====== Data supplied ======

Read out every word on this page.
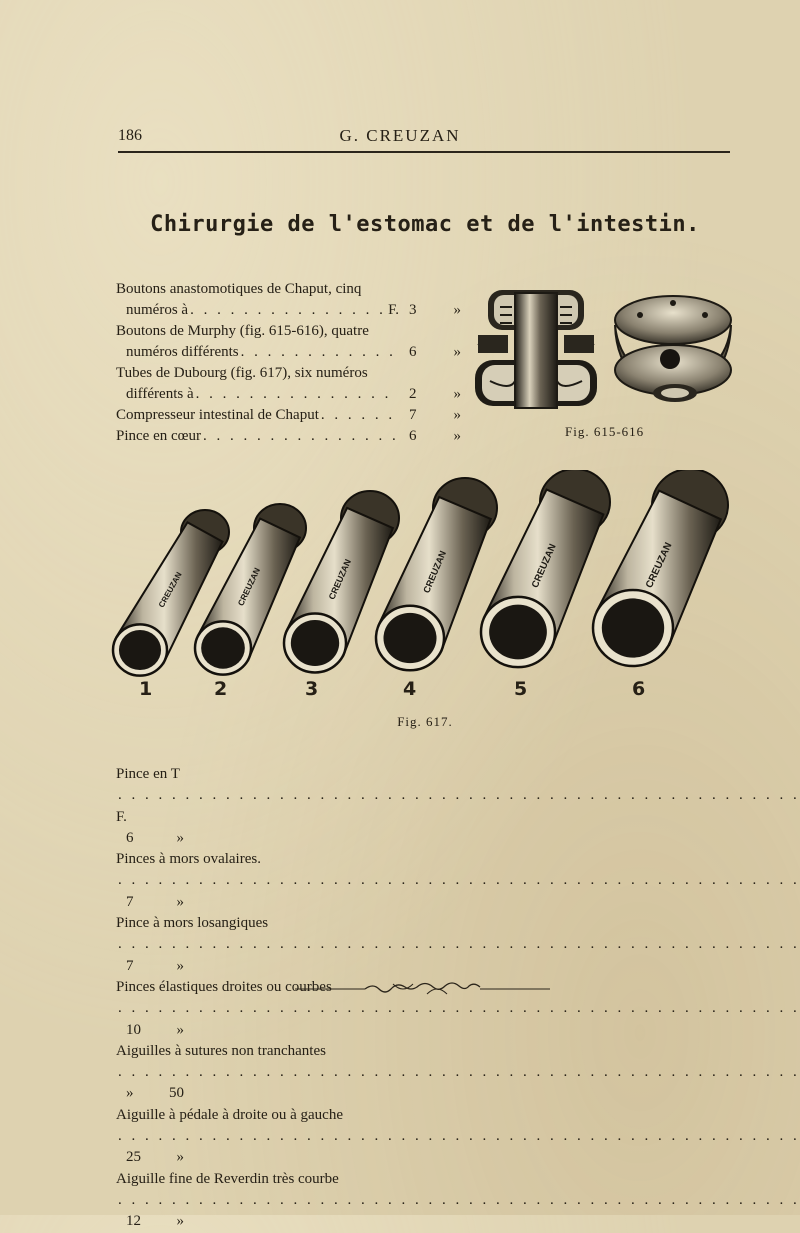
186	G. CREUZAN
Chirurgie de l'estomac et de l'intestin.
Boutons anastomotiques de Chaput, cinq
numéros à . . .	F. 3 »
Boutons de Murphy (fig. 615-616), quatre
numéros différents . . .	6 »
Tubes de Dubourg (fig. 617), six numéros
différents à . . .	2 »
Compresseur intestinal de Chaput . . .	7 »
Pince en cœur . . .	6 »	Fig. 615-616
CREUZAN	CREUZAN	CREUZAN	CREUZAN	CREUZAN	CREUZAN
1	2	3	4	5	6
Fig. 617.
Pince en T . . . F.
6	»
Pinces à mors ovalaires. . . .
7	»
Pince à mors losangiques . . .
7	»
Pinces élastiques droites ou courbes . . .
10 »
Aiguilles à sutures non tranchantes . . .
» 50
Aiguille à pédale à droite ou à gauche . . .
25 »
Aiguille fine de Reverdin très courbe . . .
12 »
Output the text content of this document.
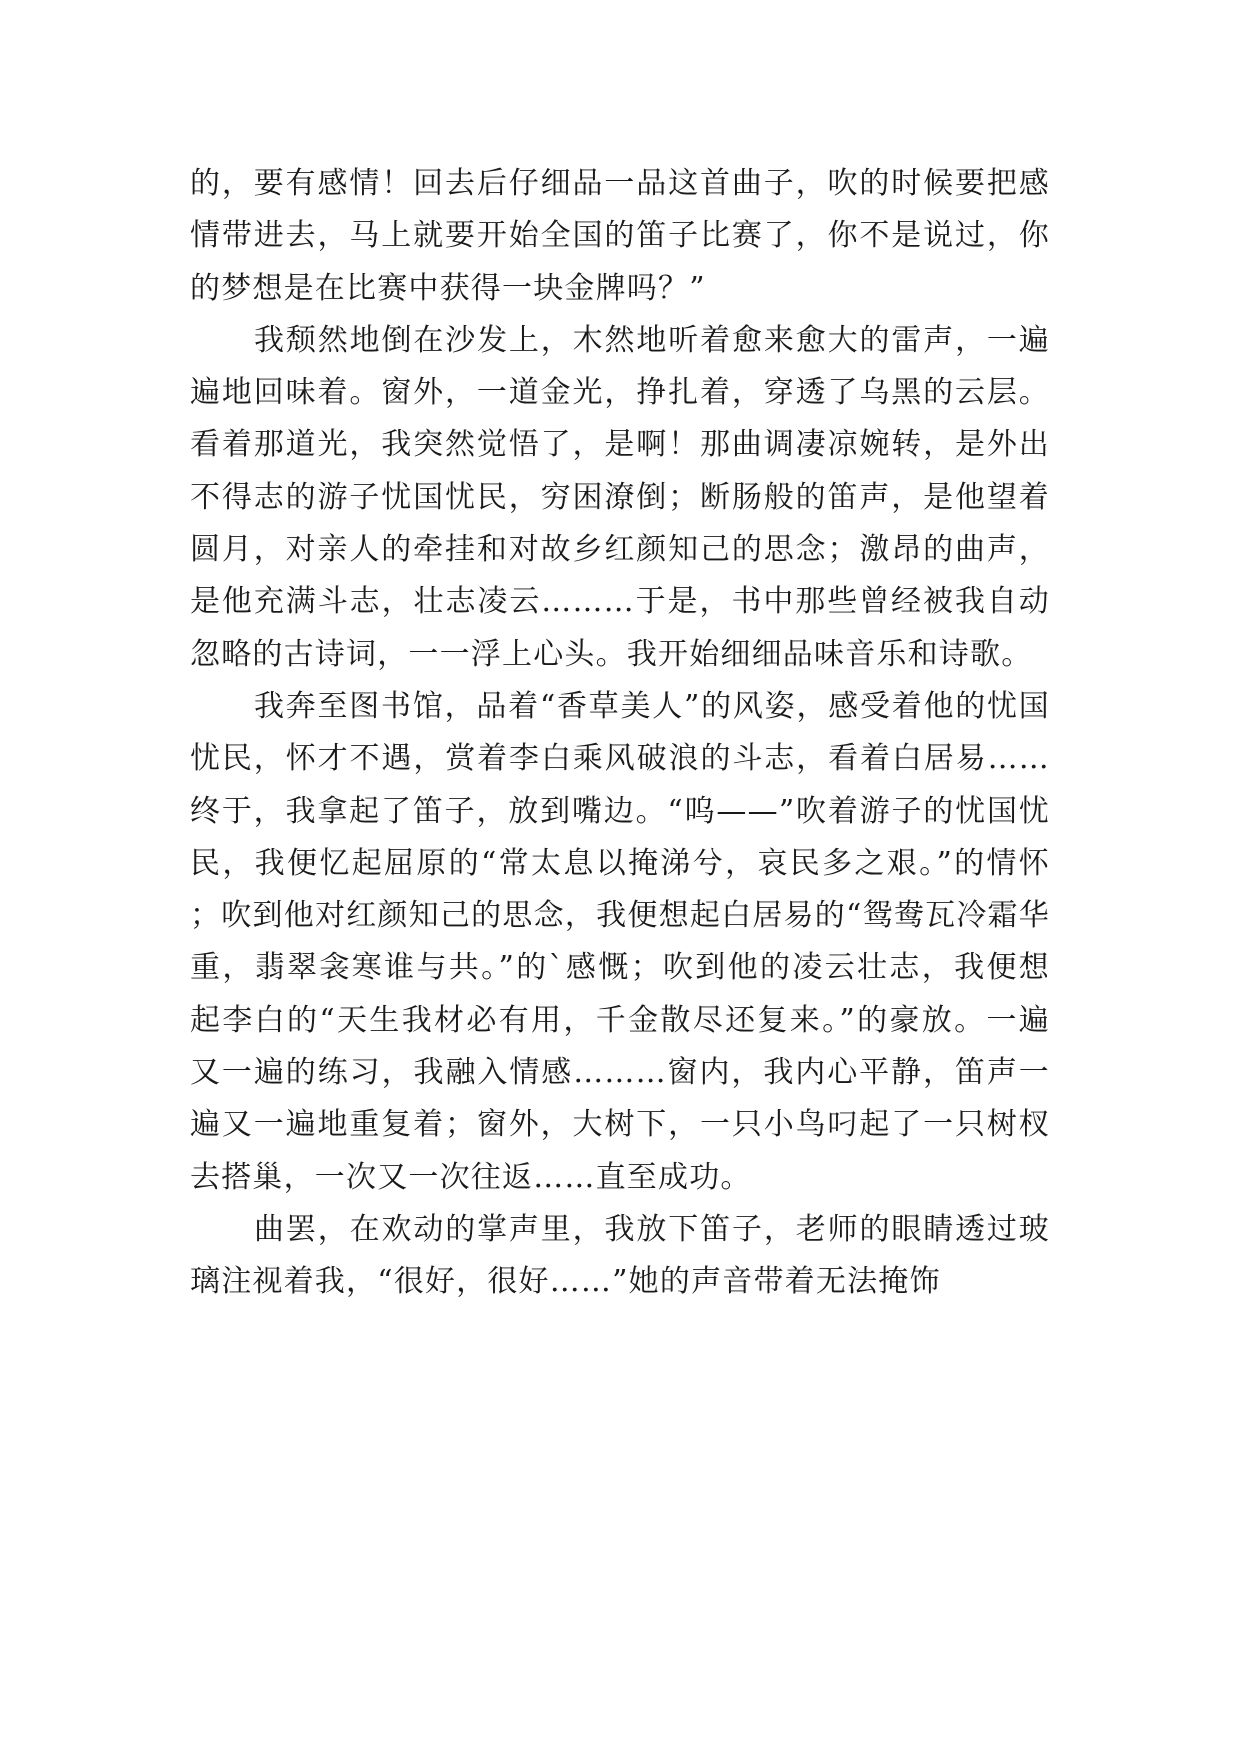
的，要有感情！回去后仔细品一品这首曲子，吹的时候要把感情带进去，马上就要开始全国的笛子比赛了，你不是说过，你的梦想是在比赛中获得一块金牌吗？”

我颓然地倒在沙发上，木然地听着愈来愈大的雷声，一遍遍地回味着。窗外，一道金光，挣扎着，穿透了乌黑的云层。看着那道光，我突然觉悟了，是啊！那曲调凄凉婉转，是外出不得志的游子忧国忧民，穷困潦倒；断肠般的笛声，是他望着圆月，对亲人的牵挂和对故乡红颜知己的思念；激昂的曲声，是他充满斗志，壮志凌云………于是，书中那些曾经被我自动忽略的古诗词，一一浮上心头。我开始细细品味音乐和诗歌。

我奔至图书馆，品着“香草美人”的风姿，感受着他的忧国忧民，怀才不遇，赏着李白乘风破浪的斗志，看着白居易……终于，我拿起了笛子，放到嘴边。“呜——”吹着游子的忧国忧民，我便忆起屈原的“常太息以掩涕兮，哀民多之艰。”的情怀；吹到他对红颜知己的思念，我便想起白居易的“鸳鸯瓦冷霜华重，翡翠衾寒谁与共。”的`感慨；吹到他的凌云壮志，我便想起李白的“天生我材必有用，千金散尽还复来。”的豪放。一遍又一遍的练习，我融入情感………窗内，我内心平静，笛声一遍又一遍地重复着；窗外，大树下，一只小鸟叼起了一只树杈去搭巢，一次又一次往返……直至成功。

曲罢，在欢动的掌声里，我放下笛子，老师的眼睛透过玻璃注视着我，“很好，很好……”她的声音带着无法掩饰
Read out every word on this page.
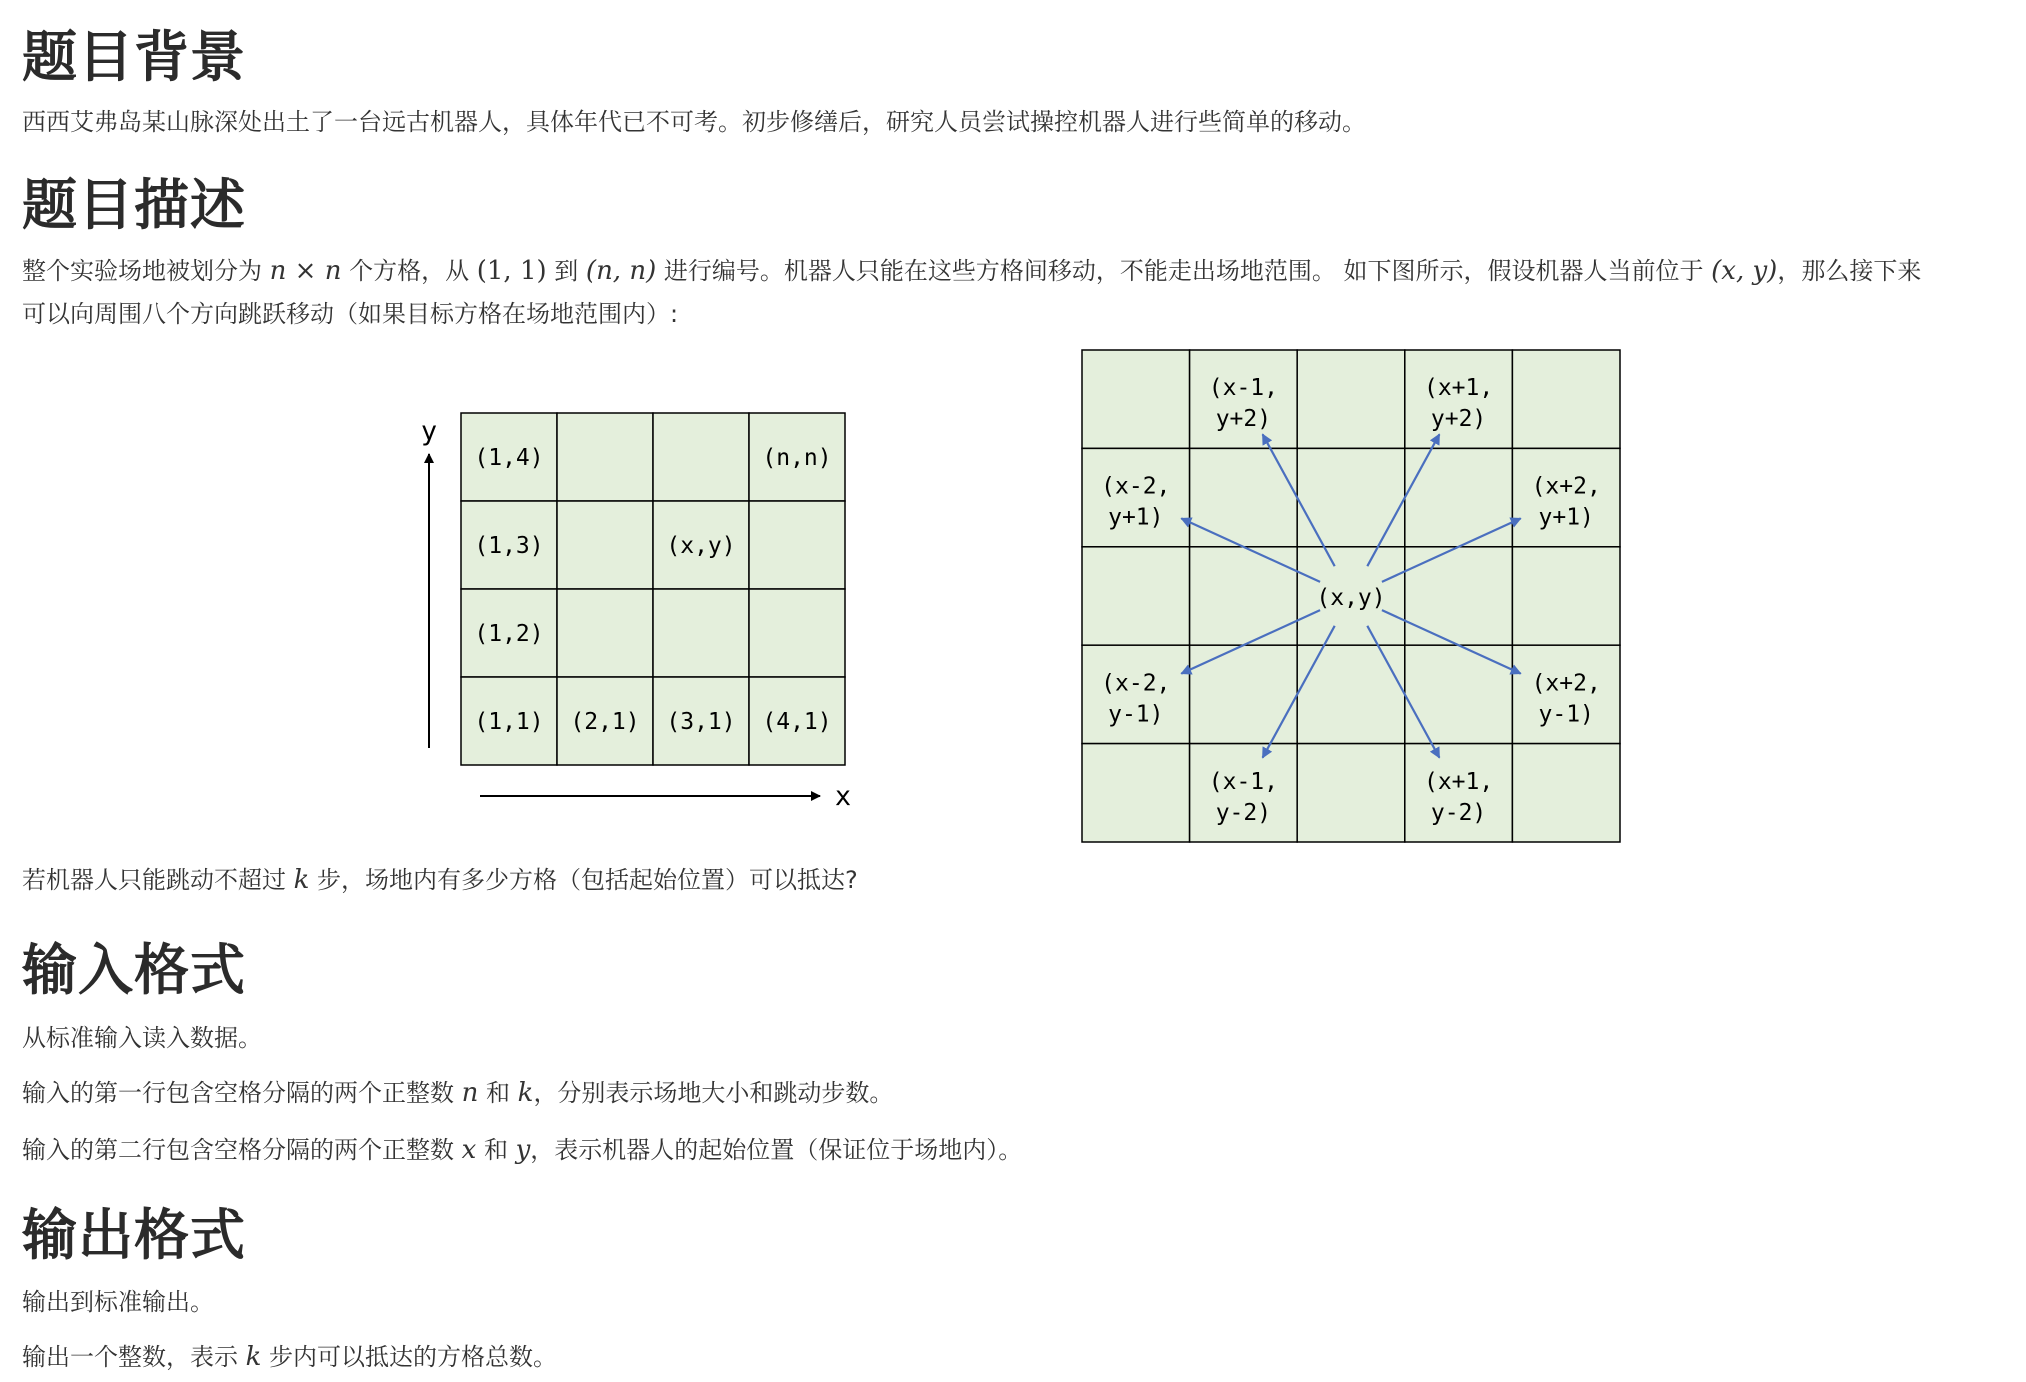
题目背景

西西艾弗岛某山脉深处出土了一台远古机器人，具体年代已不可考。初步修缮后，研究人员尝试操控机器人进行些简单的移动。

题目描述

整个实验场地被划分为 n × n 个方格，从 (1, 1) 到 (n, n) 进行编号。机器人只能在这些方格间移动，不能走出场地范围。 如下图所示，假设机器人当前位于 (x, y)，那么接下来

可以向周围八个方向跳跃移动（如果目标方格在场地范围内）:

(1,4)	(n,n)
(1,3)	(x,y)
(1,2)
(1,1) (2,1) (3,1) (4,1)
y
x
(x-1,
y+2)
(x+1,
y+2)
(x-2,
y+1)
(x+2,
y+1)
(x-2,
y-1)
(x+2,
y-1)
(x-1,
y-2)
(x+1,
y-2)
(x,y)

若机器人只能跳动不超过 k 步，场地内有多少方格（包括起始位置）可以抵达?

输入格式

从标准输入读入数据。

输入的第一行包含空格分隔的两个正整数 n 和 k，分别表示场地大小和跳动步数。

输入的第二行包含空格分隔的两个正整数 x 和 y，表示机器人的起始位置（保证位于场地内）。

输出格式

输出到标准输出。

输出一个整数，表示 k 步内可以抵达的方格总数。
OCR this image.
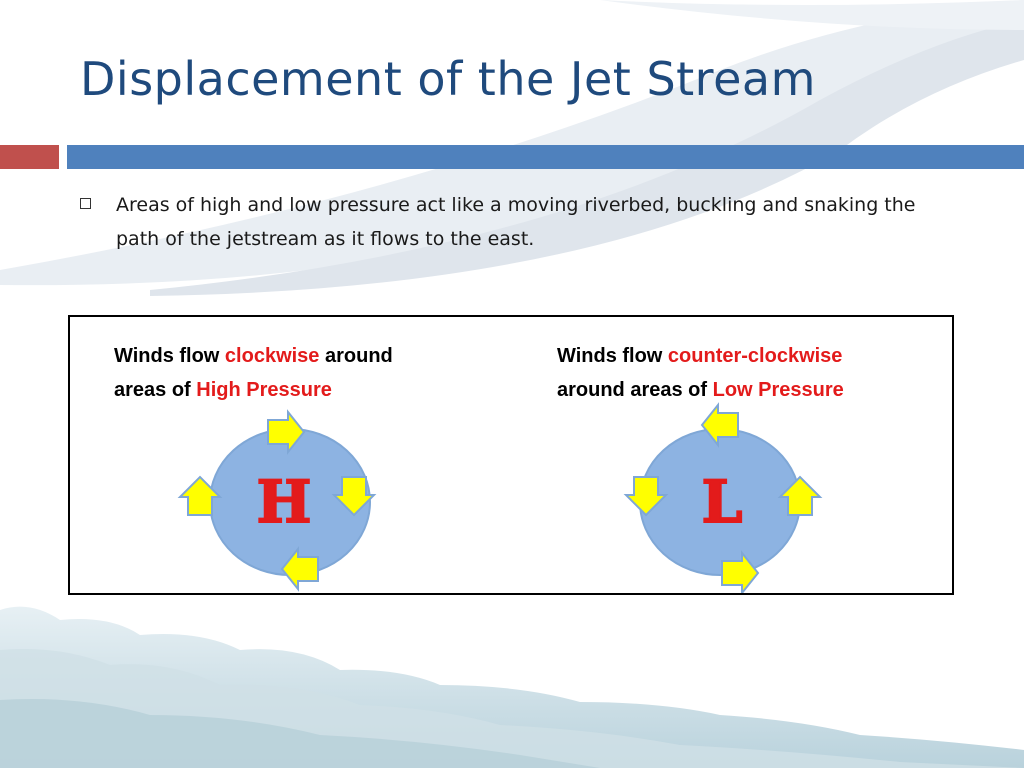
Displacement of the Jet Stream
Areas of high and low pressure act like a moving riverbed, buckling and snaking the path of the jetstream as it flows to the east.
H	L
Winds flow clockwise around
areas of High Pressure
Winds flow counter-clockwise
around areas of Low Pressure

======

### Work to be completed:
Output, exactly, all the records above; include no pictures.

### Finished answer:
Read out every word on this page.
186	G. CREUZAN
Chirurgie de l'estomac et de l'intestin.
Boutons anastomotiques de Chaput, cinq
numéros à . . .	F. 3 »
Boutons de Murphy (fig. 615-616), quatre
numéros différents . . .	6 »
Tubes de Dubourg (fig. 617), six numéros
différents à . . .	2 »
Compresseur intestinal de Chaput . . .	7 »
Pince en cœur . . .	6 »	Fig. 615-616
CREUZAN	CREUZAN	CREUZAN	CREUZAN	CREUZAN	CREUZAN
1	2	3	4	5	6
Fig. 617.
Pince en T . . . F.
6	»
Pinces à mors ovalaires. . . .
7	»
Pince à mors losangiques . . .
7	»
Pinces élastiques droites ou courbes . . .
10 »
Aiguilles à sutures non tranchantes . . .
» 50
Aiguille à pédale à droite ou à gauche . . .
25 »
Aiguille fine de Reverdin très courbe . . .
12 »
Output the text content of this document.
的，要有感情！回去后仔细品一品这首曲子，吹的时候要把感情带进去，马上就要开始全国的笛子比赛了，你不是说过，你的梦想是在比赛中获得一块金牌吗？”

我颓然地倒在沙发上，木然地听着愈来愈大的雷声，一遍遍地回味着。窗外，一道金光，挣扎着，穿透了乌黑的云层。看着那道光，我突然觉悟了，是啊！那曲调凄凉婉转，是外出不得志的游子忧国忧民，穷困潦倒；断肠般的笛声，是他望着圆月，对亲人的牵挂和对故乡红颜知己的思念；激昂的曲声，是他充满斗志，壮志凌云………于是，书中那些曾经被我自动忽略的古诗词，一一浮上心头。我开始细细品味音乐和诗歌。

我奔至图书馆，品着“香草美人”的风姿，感受着他的忧国忧民，怀才不遇，赏着李白乘风破浪的斗志，看着白居易……终于，我拿起了笛子，放到嘴边。“呜——”吹着游子的忧国忧民，我便忆起屈原的“常太息以掩涕兮，哀民多之艰。”的情怀；吹到他对红颜知己的思念，我便想起白居易的“鸳鸯瓦冷霜华重，翡翠衾寒谁与共。”的`感慨；吹到他的凌云壮志，我便想起李白的“天生我材必有用，千金散尽还复来。”的豪放。一遍又一遍的练习，我融入情感………窗内，我内心平静，笛声一遍又一遍地重复着；窗外，大树下，一只小鸟叼起了一只树杈去搭巢，一次又一次往返……直至成功。

曲罢，在欢动的掌声里，我放下笛子，老师的眼睛透过玻璃注视着我，“很好，很好……”她的声音带着无法掩饰
Read out every word on this page.
题目背景

西西艾弗岛某山脉深处出土了一台远古机器人，具体年代已不可考。初步修缮后，研究人员尝试操控机器人进行些简单的移动。

题目描述

整个实验场地被划分为 n × n 个方格，从 (1, 1) 到 (n, n) 进行编号。机器人只能在这些方格间移动，不能走出场地范围。 如下图所示，假设机器人当前位于 (x, y)，那么接下来

可以向周围八个方向跳跃移动（如果目标方格在场地范围内）:

(1,4)	(n,n)
(1,3)	(x,y)
(1,2)
(1,1) (2,1) (3,1) (4,1)
y
x
(x-1,
y+2)
(x+1,
y+2)
(x-2,
y+1)
(x+2,
y+1)
(x-2,
y-1)
(x+2,
y-1)
(x-1,
y-2)
(x+1,
y-2)
(x,y)

若机器人只能跳动不超过 k 步，场地内有多少方格（包括起始位置）可以抵达?

输入格式

从标准输入读入数据。

输入的第一行包含空格分隔的两个正整数 n 和 k，分别表示场地大小和跳动步数。

输入的第二行包含空格分隔的两个正整数 x 和 y，表示机器人的起始位置（保证位于场地内）。

输出格式

输出到标准输出。

输出一个整数，表示 k 步内可以抵达的方格总数。
OCR this image.
Displacement of the Jet Stream
Areas of high and low pressure act like a moving riverbed, buckling and snaking the path of the jetstream as it flows to the east.
H	L
Winds flow clockwise around
areas of High Pressure
Winds flow counter-clockwise
around areas of Low Pressure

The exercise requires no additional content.